### [DATA SHOWN]
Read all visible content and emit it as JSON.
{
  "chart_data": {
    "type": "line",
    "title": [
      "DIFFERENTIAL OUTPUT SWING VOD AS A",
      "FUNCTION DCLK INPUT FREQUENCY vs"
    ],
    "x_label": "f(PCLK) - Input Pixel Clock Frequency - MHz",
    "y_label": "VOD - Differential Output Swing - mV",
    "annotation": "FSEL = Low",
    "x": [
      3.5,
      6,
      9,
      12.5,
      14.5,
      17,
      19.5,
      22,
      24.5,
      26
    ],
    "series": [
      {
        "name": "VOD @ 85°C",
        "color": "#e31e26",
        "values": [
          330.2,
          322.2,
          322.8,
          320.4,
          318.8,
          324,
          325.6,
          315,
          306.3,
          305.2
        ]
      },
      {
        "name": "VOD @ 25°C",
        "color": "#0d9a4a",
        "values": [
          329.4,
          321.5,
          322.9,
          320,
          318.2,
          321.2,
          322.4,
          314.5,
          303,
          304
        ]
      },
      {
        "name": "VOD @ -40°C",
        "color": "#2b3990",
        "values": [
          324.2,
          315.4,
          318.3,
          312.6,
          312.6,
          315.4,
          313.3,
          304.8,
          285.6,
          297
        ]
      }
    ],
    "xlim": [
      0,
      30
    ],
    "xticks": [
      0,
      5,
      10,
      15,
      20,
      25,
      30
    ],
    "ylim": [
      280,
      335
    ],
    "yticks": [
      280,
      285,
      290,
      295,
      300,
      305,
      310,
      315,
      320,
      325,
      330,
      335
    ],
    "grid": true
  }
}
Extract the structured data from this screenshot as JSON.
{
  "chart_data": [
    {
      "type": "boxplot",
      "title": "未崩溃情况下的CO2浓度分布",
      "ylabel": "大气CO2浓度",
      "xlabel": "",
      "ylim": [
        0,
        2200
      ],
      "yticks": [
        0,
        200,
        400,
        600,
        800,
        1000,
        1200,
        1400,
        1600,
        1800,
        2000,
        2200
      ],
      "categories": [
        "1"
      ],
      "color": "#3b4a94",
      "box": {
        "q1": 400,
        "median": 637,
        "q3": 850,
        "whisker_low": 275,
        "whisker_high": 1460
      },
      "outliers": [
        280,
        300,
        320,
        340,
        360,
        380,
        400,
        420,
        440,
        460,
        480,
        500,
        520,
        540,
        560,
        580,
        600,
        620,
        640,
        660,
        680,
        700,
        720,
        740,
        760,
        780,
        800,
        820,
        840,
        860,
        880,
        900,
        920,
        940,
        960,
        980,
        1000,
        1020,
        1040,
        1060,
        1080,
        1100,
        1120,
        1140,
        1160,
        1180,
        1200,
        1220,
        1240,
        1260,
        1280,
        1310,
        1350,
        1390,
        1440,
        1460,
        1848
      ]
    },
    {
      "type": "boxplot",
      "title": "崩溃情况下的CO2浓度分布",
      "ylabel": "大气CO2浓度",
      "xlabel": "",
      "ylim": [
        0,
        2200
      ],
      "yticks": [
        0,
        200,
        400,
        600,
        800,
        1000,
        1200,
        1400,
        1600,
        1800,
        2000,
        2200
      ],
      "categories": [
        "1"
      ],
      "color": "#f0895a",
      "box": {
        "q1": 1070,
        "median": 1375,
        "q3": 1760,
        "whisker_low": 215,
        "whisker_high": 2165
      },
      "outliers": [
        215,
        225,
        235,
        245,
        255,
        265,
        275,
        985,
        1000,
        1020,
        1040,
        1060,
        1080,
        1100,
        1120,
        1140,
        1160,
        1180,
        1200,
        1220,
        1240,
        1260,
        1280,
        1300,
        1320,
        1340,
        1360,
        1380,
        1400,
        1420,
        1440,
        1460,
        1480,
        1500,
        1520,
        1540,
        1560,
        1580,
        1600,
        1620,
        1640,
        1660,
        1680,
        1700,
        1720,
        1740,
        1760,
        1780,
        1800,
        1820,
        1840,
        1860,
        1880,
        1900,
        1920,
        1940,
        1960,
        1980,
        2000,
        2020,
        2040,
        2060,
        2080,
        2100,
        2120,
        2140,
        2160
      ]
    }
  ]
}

### [GIVEN PROBLEM]
Your task is to print the whole listing again exactly.

### [SOLUTION TO THIS EXERCISE]
Read all visible content and emit it as JSON.
{
  "chart_data": {
    "type": "line",
    "title": [
      "DIFFERENTIAL OUTPUT SWING VOD AS A",
      "FUNCTION DCLK INPUT FREQUENCY vs"
    ],
    "x_label": "f(PCLK) - Input Pixel Clock Frequency - MHz",
    "y_label": "VOD - Differential Output Swing - mV",
    "annotation": "FSEL = Low",
    "x": [
      3.5,
      6,
      9,
      12.5,
      14.5,
      17,
      19.5,
      22,
      24.5,
      26
    ],
    "series": [
      {
        "name": "VOD @ 85°C",
        "color": "#e31e26",
        "values": [
          330.2,
          322.2,
          322.8,
          320.4,
          318.8,
          324,
          325.6,
          315,
          306.3,
          305.2
        ]
      },
      {
        "name": "VOD @ 25°C",
        "color": "#0d9a4a",
        "values": [
          329.4,
          321.5,
          322.9,
          320,
          318.2,
          321.2,
          322.4,
          314.5,
          303,
          304
        ]
      },
      {
        "name": "VOD @ -40°C",
        "color": "#2b3990",
        "values": [
          324.2,
          315.4,
          318.3,
          312.6,
          312.6,
          315.4,
          313.3,
          304.8,
          285.6,
          297
        ]
      }
    ],
    "xlim": [
      0,
      30
    ],
    "xticks": [
      0,
      5,
      10,
      15,
      20,
      25,
      30
    ],
    "ylim": [
      280,
      335
    ],
    "yticks": [
      280,
      285,
      290,
      295,
      300,
      305,
      310,
      315,
      320,
      325,
      330,
      335
    ],
    "grid": true
  }
}
Extract the structured data from this screenshot as JSON.
{
  "chart_data": [
    {
      "type": "boxplot",
      "title": "未崩溃情况下的CO2浓度分布",
      "ylabel": "大气CO2浓度",
      "xlabel": "",
      "ylim": [
        0,
        2200
      ],
      "yticks": [
        0,
        200,
        400,
        600,
        800,
        1000,
        1200,
        1400,
        1600,
        1800,
        2000,
        2200
      ],
      "categories": [
        "1"
      ],
      "color": "#3b4a94",
      "box": {
        "q1": 400,
        "median": 637,
        "q3": 850,
        "whisker_low": 275,
        "whisker_high": 1460
      },
      "outliers": [
        280,
        300,
        320,
        340,
        360,
        380,
        400,
        420,
        440,
        460,
        480,
        500,
        520,
        540,
        560,
        580,
        600,
        620,
        640,
        660,
        680,
        700,
        720,
        740,
        760,
        780,
        800,
        820,
        840,
        860,
        880,
        900,
        920,
        940,
        960,
        980,
        1000,
        1020,
        1040,
        1060,
        1080,
        1100,
        1120,
        1140,
        1160,
        1180,
        1200,
        1220,
        1240,
        1260,
        1280,
        1310,
        1350,
        1390,
        1440,
        1460,
        1848
      ]
    },
    {
      "type": "boxplot",
      "title": "崩溃情况下的CO2浓度分布",
      "ylabel": "大气CO2浓度",
      "xlabel": "",
      "ylim": [
        0,
        2200
      ],
      "yticks": [
        0,
        200,
        400,
        600,
        800,
        1000,
        1200,
        1400,
        1600,
        1800,
        2000,
        2200
      ],
      "categories": [
        "1"
      ],
      "color": "#f0895a",
      "box": {
        "q1": 1070,
        "median": 1375,
        "q3": 1760,
        "whisker_low": 215,
        "whisker_high": 2165
      },
      "outliers": [
        215,
        225,
        235,
        245,
        255,
        265,
        275,
        985,
        1000,
        1020,
        1040,
        1060,
        1080,
        1100,
        1120,
        1140,
        1160,
        1180,
        1200,
        1220,
        1240,
        1260,
        1280,
        1300,
        1320,
        1340,
        1360,
        1380,
        1400,
        1420,
        1440,
        1460,
        1480,
        1500,
        1520,
        1540,
        1560,
        1580,
        1600,
        1620,
        1640,
        1660,
        1680,
        1700,
        1720,
        1740,
        1760,
        1780,
        1800,
        1820,
        1840,
        1860,
        1880,
        1900,
        1920,
        1940,
        1960,
        1980,
        2000,
        2020,
        2040,
        2060,
        2080,
        2100,
        2120,
        2140,
        2160
      ]
    }
  ]
}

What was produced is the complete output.